# AIM OF THE TASK
Only lines with the string "color" matter here; gather them from the material below.

# GIVEN DATA
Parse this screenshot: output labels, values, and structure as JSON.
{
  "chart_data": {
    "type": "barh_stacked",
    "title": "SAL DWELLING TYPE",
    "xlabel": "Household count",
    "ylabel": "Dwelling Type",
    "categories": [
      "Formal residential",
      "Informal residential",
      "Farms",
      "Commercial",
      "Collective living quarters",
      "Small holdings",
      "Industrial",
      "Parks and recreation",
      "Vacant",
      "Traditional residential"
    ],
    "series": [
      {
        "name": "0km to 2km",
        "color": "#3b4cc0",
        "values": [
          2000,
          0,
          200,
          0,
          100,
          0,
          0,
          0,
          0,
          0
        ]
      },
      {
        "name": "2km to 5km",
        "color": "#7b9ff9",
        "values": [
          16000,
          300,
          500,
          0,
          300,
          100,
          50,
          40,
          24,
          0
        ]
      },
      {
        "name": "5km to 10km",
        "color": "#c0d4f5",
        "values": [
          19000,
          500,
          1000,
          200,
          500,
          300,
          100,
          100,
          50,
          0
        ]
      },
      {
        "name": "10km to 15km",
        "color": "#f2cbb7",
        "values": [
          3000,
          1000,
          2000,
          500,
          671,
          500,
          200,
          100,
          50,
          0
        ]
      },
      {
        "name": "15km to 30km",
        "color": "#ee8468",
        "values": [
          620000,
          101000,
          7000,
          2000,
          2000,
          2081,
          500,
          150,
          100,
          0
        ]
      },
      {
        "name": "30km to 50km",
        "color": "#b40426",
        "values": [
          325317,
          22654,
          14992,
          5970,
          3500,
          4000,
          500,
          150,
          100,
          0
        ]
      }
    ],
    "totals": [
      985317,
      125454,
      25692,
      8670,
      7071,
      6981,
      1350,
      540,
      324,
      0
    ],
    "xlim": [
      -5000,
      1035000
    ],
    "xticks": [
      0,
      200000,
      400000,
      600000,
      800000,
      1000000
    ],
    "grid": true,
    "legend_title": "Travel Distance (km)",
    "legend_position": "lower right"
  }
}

# RESULT
        "color": "#3b4cc0",
        "color": "#7b9ff9",
        "color": "#c0d4f5",
        "color": "#f2cbb7",
        "color": "#ee8468",
        "color": "#b40426",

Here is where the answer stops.